● **GIVEN REQUEST**
Look through the records below, and copy out every line that holds the string "oportuna".

┌─ INFORMATION SHOWN

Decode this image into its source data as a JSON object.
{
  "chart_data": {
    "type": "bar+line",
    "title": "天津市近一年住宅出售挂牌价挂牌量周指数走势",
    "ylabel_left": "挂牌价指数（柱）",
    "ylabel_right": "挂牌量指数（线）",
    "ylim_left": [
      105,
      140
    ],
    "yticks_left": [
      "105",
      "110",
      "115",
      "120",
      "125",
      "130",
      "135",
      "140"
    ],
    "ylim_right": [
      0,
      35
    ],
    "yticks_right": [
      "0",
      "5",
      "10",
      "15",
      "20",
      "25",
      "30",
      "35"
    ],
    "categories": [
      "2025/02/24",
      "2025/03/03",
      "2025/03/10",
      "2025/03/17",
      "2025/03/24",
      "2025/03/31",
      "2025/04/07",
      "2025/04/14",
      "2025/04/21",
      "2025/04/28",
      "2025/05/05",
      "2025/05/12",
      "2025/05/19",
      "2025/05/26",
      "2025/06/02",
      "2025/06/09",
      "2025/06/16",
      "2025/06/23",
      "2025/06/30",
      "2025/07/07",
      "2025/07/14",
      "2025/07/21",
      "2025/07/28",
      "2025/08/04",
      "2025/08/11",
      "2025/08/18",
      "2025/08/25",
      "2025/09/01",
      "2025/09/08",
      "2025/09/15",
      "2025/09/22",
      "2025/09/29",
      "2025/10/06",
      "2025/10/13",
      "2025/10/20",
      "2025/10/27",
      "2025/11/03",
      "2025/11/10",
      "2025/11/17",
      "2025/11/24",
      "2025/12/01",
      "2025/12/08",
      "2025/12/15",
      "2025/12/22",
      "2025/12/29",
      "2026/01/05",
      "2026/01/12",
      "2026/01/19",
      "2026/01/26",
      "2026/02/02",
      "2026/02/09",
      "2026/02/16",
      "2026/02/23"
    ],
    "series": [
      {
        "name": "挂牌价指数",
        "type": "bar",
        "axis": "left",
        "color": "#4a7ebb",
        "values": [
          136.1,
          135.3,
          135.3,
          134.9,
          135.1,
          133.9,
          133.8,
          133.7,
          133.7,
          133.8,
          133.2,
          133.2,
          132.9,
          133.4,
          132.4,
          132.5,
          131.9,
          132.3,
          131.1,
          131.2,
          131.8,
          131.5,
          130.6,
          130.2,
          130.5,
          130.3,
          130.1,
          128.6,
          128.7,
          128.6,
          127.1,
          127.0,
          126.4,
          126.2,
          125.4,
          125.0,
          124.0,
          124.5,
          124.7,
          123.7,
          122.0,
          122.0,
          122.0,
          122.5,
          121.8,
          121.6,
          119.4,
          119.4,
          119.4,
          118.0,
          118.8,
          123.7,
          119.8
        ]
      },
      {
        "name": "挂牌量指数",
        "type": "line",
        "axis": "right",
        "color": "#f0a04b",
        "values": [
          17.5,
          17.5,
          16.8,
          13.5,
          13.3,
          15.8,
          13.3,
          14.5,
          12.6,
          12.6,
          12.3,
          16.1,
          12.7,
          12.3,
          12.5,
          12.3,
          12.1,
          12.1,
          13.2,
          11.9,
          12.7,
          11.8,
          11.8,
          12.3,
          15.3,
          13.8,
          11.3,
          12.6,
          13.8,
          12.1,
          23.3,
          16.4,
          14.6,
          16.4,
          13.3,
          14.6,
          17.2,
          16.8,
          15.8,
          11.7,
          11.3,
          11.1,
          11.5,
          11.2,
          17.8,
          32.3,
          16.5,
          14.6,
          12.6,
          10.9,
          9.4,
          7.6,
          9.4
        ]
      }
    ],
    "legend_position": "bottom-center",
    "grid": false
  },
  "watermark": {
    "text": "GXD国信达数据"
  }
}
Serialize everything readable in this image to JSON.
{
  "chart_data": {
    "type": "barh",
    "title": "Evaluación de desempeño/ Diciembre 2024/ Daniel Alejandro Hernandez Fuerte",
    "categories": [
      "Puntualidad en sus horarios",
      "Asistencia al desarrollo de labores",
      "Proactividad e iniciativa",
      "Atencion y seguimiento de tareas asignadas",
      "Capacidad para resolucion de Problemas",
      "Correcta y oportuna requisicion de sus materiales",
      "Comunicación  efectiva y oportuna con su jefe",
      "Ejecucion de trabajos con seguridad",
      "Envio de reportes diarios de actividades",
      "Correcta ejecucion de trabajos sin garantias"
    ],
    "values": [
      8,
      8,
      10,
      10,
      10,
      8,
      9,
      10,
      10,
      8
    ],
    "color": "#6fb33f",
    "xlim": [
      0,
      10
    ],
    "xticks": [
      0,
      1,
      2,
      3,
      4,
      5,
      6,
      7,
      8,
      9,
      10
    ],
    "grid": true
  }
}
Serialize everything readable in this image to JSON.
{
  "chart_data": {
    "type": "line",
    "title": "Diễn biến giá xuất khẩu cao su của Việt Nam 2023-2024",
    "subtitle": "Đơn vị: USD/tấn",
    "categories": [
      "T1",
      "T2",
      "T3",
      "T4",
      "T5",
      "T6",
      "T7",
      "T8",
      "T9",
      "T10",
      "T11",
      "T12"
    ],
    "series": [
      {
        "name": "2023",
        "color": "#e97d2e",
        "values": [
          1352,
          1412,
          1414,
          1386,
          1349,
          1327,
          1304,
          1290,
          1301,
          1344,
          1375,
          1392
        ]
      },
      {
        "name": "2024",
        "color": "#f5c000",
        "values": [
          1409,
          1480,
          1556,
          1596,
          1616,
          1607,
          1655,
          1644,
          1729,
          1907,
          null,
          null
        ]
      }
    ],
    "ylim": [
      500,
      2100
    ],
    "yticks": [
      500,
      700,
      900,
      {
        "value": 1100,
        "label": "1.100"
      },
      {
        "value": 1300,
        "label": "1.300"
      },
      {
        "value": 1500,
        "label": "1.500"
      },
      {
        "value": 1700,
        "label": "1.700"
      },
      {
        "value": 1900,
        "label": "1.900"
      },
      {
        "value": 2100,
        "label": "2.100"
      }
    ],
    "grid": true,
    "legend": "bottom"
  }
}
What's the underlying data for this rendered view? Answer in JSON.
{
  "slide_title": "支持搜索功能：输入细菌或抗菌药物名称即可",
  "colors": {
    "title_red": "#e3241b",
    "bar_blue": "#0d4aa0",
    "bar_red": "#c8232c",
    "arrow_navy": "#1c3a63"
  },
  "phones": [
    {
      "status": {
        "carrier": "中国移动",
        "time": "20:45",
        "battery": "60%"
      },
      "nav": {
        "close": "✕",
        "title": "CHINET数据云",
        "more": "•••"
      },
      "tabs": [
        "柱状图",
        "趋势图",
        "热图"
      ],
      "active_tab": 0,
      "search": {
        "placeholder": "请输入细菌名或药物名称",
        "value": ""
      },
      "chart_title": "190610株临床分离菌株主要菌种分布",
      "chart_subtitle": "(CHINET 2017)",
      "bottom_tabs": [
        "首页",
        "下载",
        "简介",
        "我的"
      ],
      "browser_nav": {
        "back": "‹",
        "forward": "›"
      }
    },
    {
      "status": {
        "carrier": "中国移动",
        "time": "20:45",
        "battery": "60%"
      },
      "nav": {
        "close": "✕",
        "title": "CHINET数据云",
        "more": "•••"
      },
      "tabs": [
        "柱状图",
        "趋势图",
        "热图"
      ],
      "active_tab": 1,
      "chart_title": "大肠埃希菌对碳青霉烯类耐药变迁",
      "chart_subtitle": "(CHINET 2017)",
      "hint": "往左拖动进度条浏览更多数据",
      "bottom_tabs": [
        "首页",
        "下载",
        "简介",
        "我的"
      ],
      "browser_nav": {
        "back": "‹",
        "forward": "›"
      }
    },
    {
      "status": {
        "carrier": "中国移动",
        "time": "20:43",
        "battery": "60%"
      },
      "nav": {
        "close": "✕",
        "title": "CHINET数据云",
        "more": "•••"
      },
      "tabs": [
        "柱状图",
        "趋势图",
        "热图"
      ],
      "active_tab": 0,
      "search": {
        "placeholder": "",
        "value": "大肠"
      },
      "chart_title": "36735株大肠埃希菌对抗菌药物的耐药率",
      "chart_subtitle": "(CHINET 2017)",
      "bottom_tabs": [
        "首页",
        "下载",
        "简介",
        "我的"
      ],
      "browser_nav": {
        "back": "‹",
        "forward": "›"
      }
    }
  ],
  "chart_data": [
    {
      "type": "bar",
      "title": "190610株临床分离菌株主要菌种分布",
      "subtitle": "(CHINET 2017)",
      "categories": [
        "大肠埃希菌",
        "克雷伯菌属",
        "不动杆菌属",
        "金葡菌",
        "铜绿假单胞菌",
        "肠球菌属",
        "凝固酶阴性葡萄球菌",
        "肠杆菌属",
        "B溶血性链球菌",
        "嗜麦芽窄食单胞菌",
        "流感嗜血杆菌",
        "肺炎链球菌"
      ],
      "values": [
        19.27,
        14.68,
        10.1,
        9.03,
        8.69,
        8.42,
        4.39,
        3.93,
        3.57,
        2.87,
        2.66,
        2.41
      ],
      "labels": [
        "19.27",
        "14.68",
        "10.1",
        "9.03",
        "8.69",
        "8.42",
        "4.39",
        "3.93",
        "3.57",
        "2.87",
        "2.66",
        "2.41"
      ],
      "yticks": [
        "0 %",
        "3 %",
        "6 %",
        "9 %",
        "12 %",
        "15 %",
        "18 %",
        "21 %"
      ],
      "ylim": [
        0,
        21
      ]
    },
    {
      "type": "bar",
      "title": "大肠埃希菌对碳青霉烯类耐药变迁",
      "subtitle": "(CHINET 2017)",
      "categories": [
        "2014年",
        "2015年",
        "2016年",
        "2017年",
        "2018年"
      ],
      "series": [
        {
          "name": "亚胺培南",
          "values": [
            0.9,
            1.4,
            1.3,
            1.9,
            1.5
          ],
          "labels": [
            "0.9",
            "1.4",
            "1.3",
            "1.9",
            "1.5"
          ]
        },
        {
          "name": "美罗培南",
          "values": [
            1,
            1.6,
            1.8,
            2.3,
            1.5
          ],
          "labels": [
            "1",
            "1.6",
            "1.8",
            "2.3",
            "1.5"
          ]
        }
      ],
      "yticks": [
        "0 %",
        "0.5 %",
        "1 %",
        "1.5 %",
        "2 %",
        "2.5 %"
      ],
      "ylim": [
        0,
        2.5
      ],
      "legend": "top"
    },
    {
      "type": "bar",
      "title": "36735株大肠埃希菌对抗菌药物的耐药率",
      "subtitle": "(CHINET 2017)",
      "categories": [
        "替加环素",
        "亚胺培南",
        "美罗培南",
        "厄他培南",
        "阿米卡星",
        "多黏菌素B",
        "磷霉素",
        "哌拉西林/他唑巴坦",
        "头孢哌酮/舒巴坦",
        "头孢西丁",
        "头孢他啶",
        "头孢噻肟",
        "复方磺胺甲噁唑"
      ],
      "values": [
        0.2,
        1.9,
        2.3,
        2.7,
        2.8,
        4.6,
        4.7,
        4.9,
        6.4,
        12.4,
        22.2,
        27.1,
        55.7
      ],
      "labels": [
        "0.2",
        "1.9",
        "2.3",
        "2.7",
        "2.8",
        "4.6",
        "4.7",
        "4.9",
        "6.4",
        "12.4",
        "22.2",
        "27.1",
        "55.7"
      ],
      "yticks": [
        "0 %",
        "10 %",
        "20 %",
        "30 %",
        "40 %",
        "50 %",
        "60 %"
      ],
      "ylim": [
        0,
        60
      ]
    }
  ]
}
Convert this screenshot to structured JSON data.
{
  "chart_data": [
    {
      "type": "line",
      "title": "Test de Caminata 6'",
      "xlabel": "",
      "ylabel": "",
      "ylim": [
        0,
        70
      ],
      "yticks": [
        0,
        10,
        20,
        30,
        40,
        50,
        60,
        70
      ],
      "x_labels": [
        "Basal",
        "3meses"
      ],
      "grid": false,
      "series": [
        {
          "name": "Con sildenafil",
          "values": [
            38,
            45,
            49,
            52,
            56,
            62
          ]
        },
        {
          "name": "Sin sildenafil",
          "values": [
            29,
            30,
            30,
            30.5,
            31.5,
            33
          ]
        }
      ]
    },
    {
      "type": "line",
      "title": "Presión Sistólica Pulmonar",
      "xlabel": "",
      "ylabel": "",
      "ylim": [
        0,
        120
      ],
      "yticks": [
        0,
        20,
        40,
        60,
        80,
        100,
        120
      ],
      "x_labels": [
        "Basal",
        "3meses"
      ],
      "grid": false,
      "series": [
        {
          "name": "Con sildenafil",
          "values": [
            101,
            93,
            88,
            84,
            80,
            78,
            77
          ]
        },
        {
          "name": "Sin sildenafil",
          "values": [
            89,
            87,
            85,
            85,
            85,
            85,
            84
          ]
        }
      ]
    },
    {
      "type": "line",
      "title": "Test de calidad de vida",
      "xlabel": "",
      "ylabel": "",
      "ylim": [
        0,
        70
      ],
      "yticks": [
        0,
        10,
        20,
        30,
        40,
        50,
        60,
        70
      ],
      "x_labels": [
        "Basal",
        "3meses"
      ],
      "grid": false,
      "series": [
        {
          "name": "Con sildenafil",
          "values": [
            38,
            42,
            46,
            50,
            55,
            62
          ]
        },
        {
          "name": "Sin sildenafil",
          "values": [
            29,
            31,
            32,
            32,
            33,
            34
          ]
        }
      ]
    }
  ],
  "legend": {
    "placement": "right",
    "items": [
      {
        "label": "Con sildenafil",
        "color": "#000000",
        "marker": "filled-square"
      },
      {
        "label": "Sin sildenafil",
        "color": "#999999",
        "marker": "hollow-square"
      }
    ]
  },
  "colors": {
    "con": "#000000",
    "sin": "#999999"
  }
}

└─

● **RESULT FOR THIS EXERCISE**
      "Correcta y oportuna requisicion de sus materiales",
      "Comunicación  efectiva y oportuna con su jefe",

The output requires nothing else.